#### Material for the task
+===+
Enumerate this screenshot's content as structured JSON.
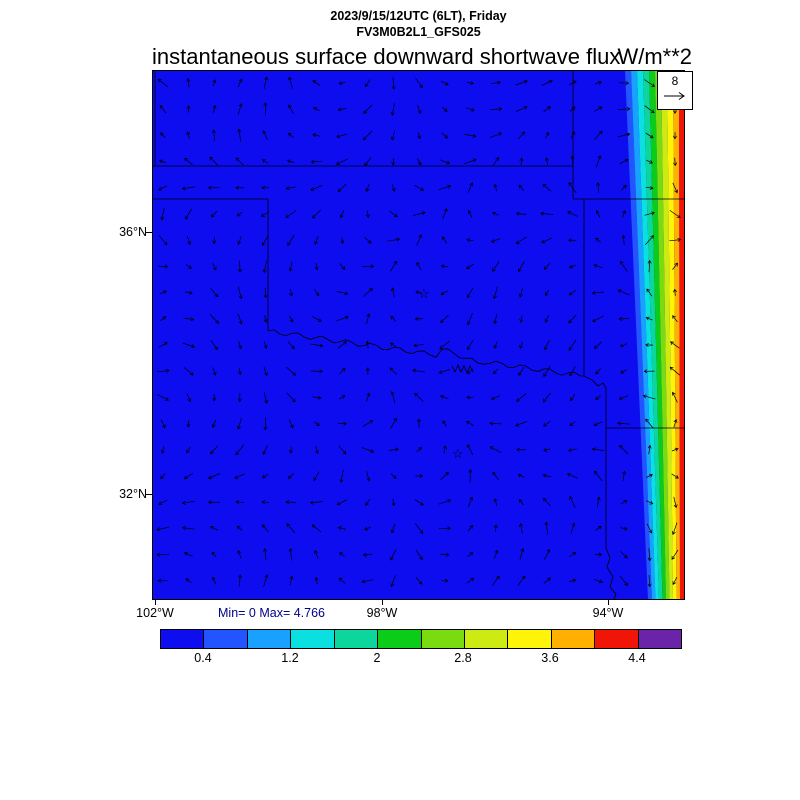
{
  "header": {
    "datetime": "2023/9/15/12UTC (6LT), Friday",
    "model": "FV3M0B2L1_GFS025"
  },
  "plot": {
    "title": "instantaneous surface downward shortwave flux",
    "units": "W/m**2",
    "stats": "Min= 0 Max= 4.766",
    "reference_vector_label": "8"
  },
  "axes": {
    "lat": [
      "36°N",
      "32°N"
    ],
    "lon": [
      "102°W",
      "98°W",
      "94°W"
    ]
  },
  "colorbar": {
    "tick_labels": [
      "0.4",
      "1.2",
      "2",
      "2.8",
      "3.6",
      "4.4"
    ],
    "colors": [
      "#0d0df0",
      "#2255ff",
      "#19a1ff",
      "#0ae0e0",
      "#0cd69c",
      "#0ccc1a",
      "#7adb0e",
      "#cdea12",
      "#fef407",
      "#ffb000",
      "#f01506",
      "#6b24a8"
    ]
  },
  "chart_data": {
    "type": "heatmap",
    "title": "instantaneous surface downward shortwave flux",
    "units": "W/m**2",
    "datetime": "2023/9/15/12UTC (6LT), Friday",
    "model_run": "FV3M0B2L1_GFS025",
    "stats": {
      "min": 0,
      "max": 4.766
    },
    "colorbar_levels": [
      0.4,
      0.8,
      1.2,
      1.6,
      2.0,
      2.4,
      2.8,
      3.2,
      3.6,
      4.0,
      4.4
    ],
    "colorbar_tick_labels": [
      "0.4",
      "1.2",
      "2",
      "2.8",
      "3.6",
      "4.4"
    ],
    "colorbar_colors": [
      "#0d0df0",
      "#2255ff",
      "#19a1ff",
      "#0ae0e0",
      "#0cd69c",
      "#0ccc1a",
      "#7adb0e",
      "#cdea12",
      "#fef407",
      "#ffb000",
      "#f01506",
      "#6b24a8"
    ],
    "x_axis": {
      "tick_labels": [
        "102°W",
        "98°W",
        "94°W"
      ],
      "approx_range_deg_west": [
        102.1,
        92.7
      ]
    },
    "y_axis": {
      "tick_labels": [
        "36°N",
        "32°N"
      ],
      "approx_range_deg_north": [
        30.4,
        38.5
      ]
    },
    "wind_reference_vector": 8,
    "field_summary": "Flux is 0 (solid blue) over nearly the entire Oklahoma/Texas domain; a diagonal sunrise-terminator gradient of increasing flux (cyan through green, yellow, orange to red, max 4.766) hugs the eastern map edge",
    "overlays": [
      "grid of wind vector arrows",
      "US state borders incl. Red River boundary",
      "two star city markers"
    ]
  }
}
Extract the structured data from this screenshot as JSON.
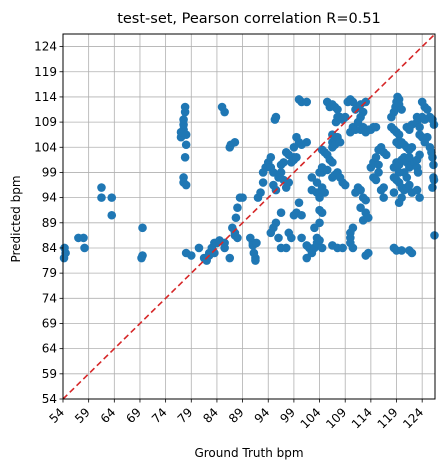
{
  "chart_data": {
    "type": "scatter",
    "title": "test-set, Pearson correlation R=0.51",
    "xlabel": "Ground Truth bpm",
    "ylabel": "Predicted bpm",
    "xlim": [
      54,
      126.5
    ],
    "ylim": [
      54,
      126.5
    ],
    "xticks": [
      54,
      59,
      64,
      69,
      74,
      79,
      84,
      89,
      94,
      99,
      104,
      109,
      114,
      119,
      124
    ],
    "yticks": [
      54,
      59,
      64,
      69,
      74,
      79,
      84,
      89,
      94,
      99,
      104,
      109,
      114,
      119,
      124
    ],
    "grid": true,
    "marker_color": "#1f77b4",
    "reference_line": {
      "style": "dashed",
      "color": "#d62728",
      "from": [
        54,
        54
      ],
      "to": [
        126.5,
        126.5
      ]
    },
    "points": [
      [
        54.2,
        82
      ],
      [
        54.5,
        83
      ],
      [
        54.3,
        84
      ],
      [
        57,
        86
      ],
      [
        58,
        86
      ],
      [
        58.2,
        84
      ],
      [
        61.5,
        96
      ],
      [
        61.5,
        94
      ],
      [
        63.5,
        94
      ],
      [
        63.5,
        90.5
      ],
      [
        69.5,
        88
      ],
      [
        69.5,
        82.5
      ],
      [
        69.3,
        82
      ],
      [
        77,
        106
      ],
      [
        77,
        107
      ],
      [
        77.5,
        107.5
      ],
      [
        77.5,
        108.5
      ],
      [
        77.8,
        111
      ],
      [
        77.8,
        112
      ],
      [
        77.5,
        109.5
      ],
      [
        78,
        106.5
      ],
      [
        78,
        104.5
      ],
      [
        77.8,
        102
      ],
      [
        77.5,
        98
      ],
      [
        77.5,
        97
      ],
      [
        78,
        96.5
      ],
      [
        78,
        83
      ],
      [
        79,
        82.5
      ],
      [
        80.5,
        84
      ],
      [
        81.5,
        82
      ],
      [
        82,
        81.5
      ],
      [
        82.5,
        83
      ],
      [
        83,
        84
      ],
      [
        83.5,
        85
      ],
      [
        84,
        85
      ],
      [
        84.5,
        85.5
      ],
      [
        85.5,
        85
      ],
      [
        85.5,
        84
      ],
      [
        83.5,
        83
      ],
      [
        82.5,
        82.5
      ],
      [
        85,
        112
      ],
      [
        85.5,
        111
      ],
      [
        86.5,
        104
      ],
      [
        86.7,
        104.5
      ],
      [
        87.5,
        105
      ],
      [
        86.5,
        82
      ],
      [
        87,
        88
      ],
      [
        87.5,
        87
      ],
      [
        88,
        86
      ],
      [
        87.5,
        86.5
      ],
      [
        87.7,
        90
      ],
      [
        88,
        92
      ],
      [
        88.5,
        94
      ],
      [
        89,
        94
      ],
      [
        90.5,
        86
      ],
      [
        91,
        85
      ],
      [
        91,
        84.5
      ],
      [
        91.2,
        83
      ],
      [
        91.5,
        82
      ],
      [
        91.5,
        81.5
      ],
      [
        91.7,
        85
      ],
      [
        92,
        94
      ],
      [
        92.5,
        95
      ],
      [
        93,
        99
      ],
      [
        93,
        97
      ],
      [
        93.5,
        100
      ],
      [
        94,
        101
      ],
      [
        94.5,
        102
      ],
      [
        94.5,
        100
      ],
      [
        95,
        99
      ],
      [
        95,
        96.5
      ],
      [
        95.5,
        95.5
      ],
      [
        96,
        98
      ],
      [
        96.5,
        99
      ],
      [
        96.5,
        100.5
      ],
      [
        97,
        101
      ],
      [
        97,
        97.5
      ],
      [
        97.5,
        103
      ],
      [
        98,
        102.5
      ],
      [
        98.5,
        101
      ],
      [
        99,
        102
      ],
      [
        99,
        101.5
      ],
      [
        98,
        97
      ],
      [
        97.5,
        96
      ],
      [
        94.5,
        87
      ],
      [
        95,
        88
      ],
      [
        95.5,
        89
      ],
      [
        96,
        86
      ],
      [
        96.5,
        91
      ],
      [
        96.5,
        84
      ],
      [
        97.5,
        84
      ],
      [
        98,
        87
      ],
      [
        98.5,
        86
      ],
      [
        99,
        90.5
      ],
      [
        99.5,
        91
      ],
      [
        100,
        93
      ],
      [
        100.5,
        90.5
      ],
      [
        100.5,
        86
      ],
      [
        95.3,
        109.5
      ],
      [
        95.5,
        110
      ],
      [
        99,
        104
      ],
      [
        99.5,
        106
      ],
      [
        100,
        105
      ],
      [
        100.5,
        104.5
      ],
      [
        101.5,
        105
      ],
      [
        99.5,
        102
      ],
      [
        100,
        113.5
      ],
      [
        100.5,
        113
      ],
      [
        101.5,
        113
      ],
      [
        101.5,
        82
      ],
      [
        102,
        84
      ],
      [
        102.5,
        83
      ],
      [
        101.5,
        84.5
      ],
      [
        103,
        84
      ],
      [
        103.5,
        85
      ],
      [
        103.5,
        86
      ],
      [
        104,
        85.5
      ],
      [
        104.5,
        84
      ],
      [
        102.5,
        98
      ],
      [
        103.5,
        97
      ],
      [
        104,
        99
      ],
      [
        104.5,
        96
      ],
      [
        105,
        95
      ],
      [
        103.5,
        95
      ],
      [
        102.5,
        95.5
      ],
      [
        104.5,
        99
      ],
      [
        104.5,
        100
      ],
      [
        103,
        88
      ],
      [
        104,
        89
      ],
      [
        104.5,
        91
      ],
      [
        104,
        94
      ],
      [
        104,
        91.5
      ],
      [
        104.5,
        103.5
      ],
      [
        105,
        103
      ],
      [
        105.5,
        102.5
      ],
      [
        106,
        101.5
      ],
      [
        106.5,
        101
      ],
      [
        105.5,
        99.5
      ],
      [
        106.5,
        98
      ],
      [
        107,
        98.5
      ],
      [
        107.5,
        99
      ],
      [
        106.5,
        104
      ],
      [
        106.5,
        105
      ],
      [
        107,
        105.5
      ],
      [
        107,
        104.5
      ],
      [
        107.5,
        106
      ],
      [
        108,
        105
      ],
      [
        106.5,
        106.5
      ],
      [
        105.5,
        113
      ],
      [
        106,
        112
      ],
      [
        106.5,
        112.5
      ],
      [
        107,
        112
      ],
      [
        107.5,
        111.5
      ],
      [
        107.2,
        109
      ],
      [
        107.5,
        110
      ],
      [
        108,
        110
      ],
      [
        108.5,
        109.5
      ],
      [
        109,
        110
      ],
      [
        109.5,
        113
      ],
      [
        110,
        113.5
      ],
      [
        110.5,
        113
      ],
      [
        111,
        111.5
      ],
      [
        111.5,
        112
      ],
      [
        112,
        112.5
      ],
      [
        112.5,
        111
      ],
      [
        113,
        113
      ],
      [
        106.5,
        84.5
      ],
      [
        107.5,
        84
      ],
      [
        108.5,
        84
      ],
      [
        110,
        85
      ],
      [
        110,
        86
      ],
      [
        110.5,
        84
      ],
      [
        110,
        87
      ],
      [
        110.5,
        88
      ],
      [
        108,
        98
      ],
      [
        108.5,
        97
      ],
      [
        109,
        96.5
      ],
      [
        110,
        107
      ],
      [
        110.5,
        108
      ],
      [
        111,
        107.5
      ],
      [
        112,
        107.5
      ],
      [
        112.5,
        108
      ],
      [
        113,
        107
      ],
      [
        113.5,
        107.5
      ],
      [
        114,
        107.5
      ],
      [
        111.5,
        109
      ],
      [
        112,
        110
      ],
      [
        114.5,
        108
      ],
      [
        115,
        108
      ],
      [
        111,
        95
      ],
      [
        111.5,
        96
      ],
      [
        112,
        95.5
      ],
      [
        112.5,
        94
      ],
      [
        113,
        93.5
      ],
      [
        112,
        92
      ],
      [
        113,
        91
      ],
      [
        112.5,
        89.5
      ],
      [
        113.5,
        90
      ],
      [
        113,
        82.5
      ],
      [
        113.5,
        83
      ],
      [
        114,
        100
      ],
      [
        114.5,
        101
      ],
      [
        115,
        102
      ],
      [
        115.5,
        100.5
      ],
      [
        115.5,
        99
      ],
      [
        114.5,
        98
      ],
      [
        115,
        97.5
      ],
      [
        116.5,
        96
      ],
      [
        116.5,
        94
      ],
      [
        116,
        95.5
      ],
      [
        115.5,
        103.5
      ],
      [
        116,
        104
      ],
      [
        116.5,
        103
      ],
      [
        117,
        102.5
      ],
      [
        118,
        110
      ],
      [
        118.5,
        111
      ],
      [
        118.8,
        112
      ],
      [
        119,
        113
      ],
      [
        119.2,
        114
      ],
      [
        119.5,
        113.5
      ],
      [
        119.5,
        112.5
      ],
      [
        120,
        111.5
      ],
      [
        118,
        108
      ],
      [
        118.5,
        107.5
      ],
      [
        119,
        107
      ],
      [
        119.5,
        106.5
      ],
      [
        119,
        105
      ],
      [
        119.5,
        104.5
      ],
      [
        120,
        105
      ],
      [
        120.5,
        104.5
      ],
      [
        121,
        104
      ],
      [
        121.5,
        103.5
      ],
      [
        122,
        104
      ],
      [
        118.5,
        100
      ],
      [
        119,
        101
      ],
      [
        119.5,
        100.5
      ],
      [
        120,
        101.5
      ],
      [
        120.5,
        102
      ],
      [
        121,
        101
      ],
      [
        121.5,
        102
      ],
      [
        121.5,
        100
      ],
      [
        122,
        100.5
      ],
      [
        122.5,
        101
      ],
      [
        123,
        100
      ],
      [
        123,
        101.5
      ],
      [
        123.5,
        102.5
      ],
      [
        123.2,
        99
      ],
      [
        121,
        98
      ],
      [
        120.5,
        99
      ],
      [
        119.5,
        99
      ],
      [
        118.5,
        98
      ],
      [
        119,
        97.5
      ],
      [
        119.5,
        97
      ],
      [
        120,
        96
      ],
      [
        120.5,
        95.5
      ],
      [
        121,
        96
      ],
      [
        121.5,
        96.5
      ],
      [
        122,
        95
      ],
      [
        123,
        95.5
      ],
      [
        123.5,
        94
      ],
      [
        119.5,
        93
      ],
      [
        120,
        94
      ],
      [
        118.5,
        95
      ],
      [
        118.5,
        84
      ],
      [
        119,
        83.5
      ],
      [
        120,
        83.5
      ],
      [
        121.5,
        83.5
      ],
      [
        122,
        83
      ],
      [
        121,
        108
      ],
      [
        121.5,
        107.5
      ],
      [
        122,
        108.5
      ],
      [
        123,
        109
      ],
      [
        123.5,
        108
      ],
      [
        123,
        110
      ],
      [
        124,
        110
      ],
      [
        124.5,
        109.5
      ],
      [
        124.5,
        112
      ],
      [
        124,
        113
      ],
      [
        125,
        111.5
      ],
      [
        125.5,
        110
      ],
      [
        126,
        109.5
      ],
      [
        126.3,
        108.5
      ],
      [
        125.5,
        104
      ],
      [
        125.8,
        103
      ],
      [
        126,
        102
      ],
      [
        126.2,
        100.5
      ],
      [
        124.5,
        105
      ],
      [
        125,
        106
      ],
      [
        123.5,
        106.5
      ],
      [
        124,
        106
      ],
      [
        126,
        96
      ],
      [
        126.2,
        98
      ],
      [
        126.3,
        97.5
      ],
      [
        126.4,
        86.5
      ]
    ]
  }
}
+===+
In the entries above, find every line holding the word "this" and copy it out.

Enumerate this screenshot's content as structured JSON.
Extract the structured data from this screenshot as JSON.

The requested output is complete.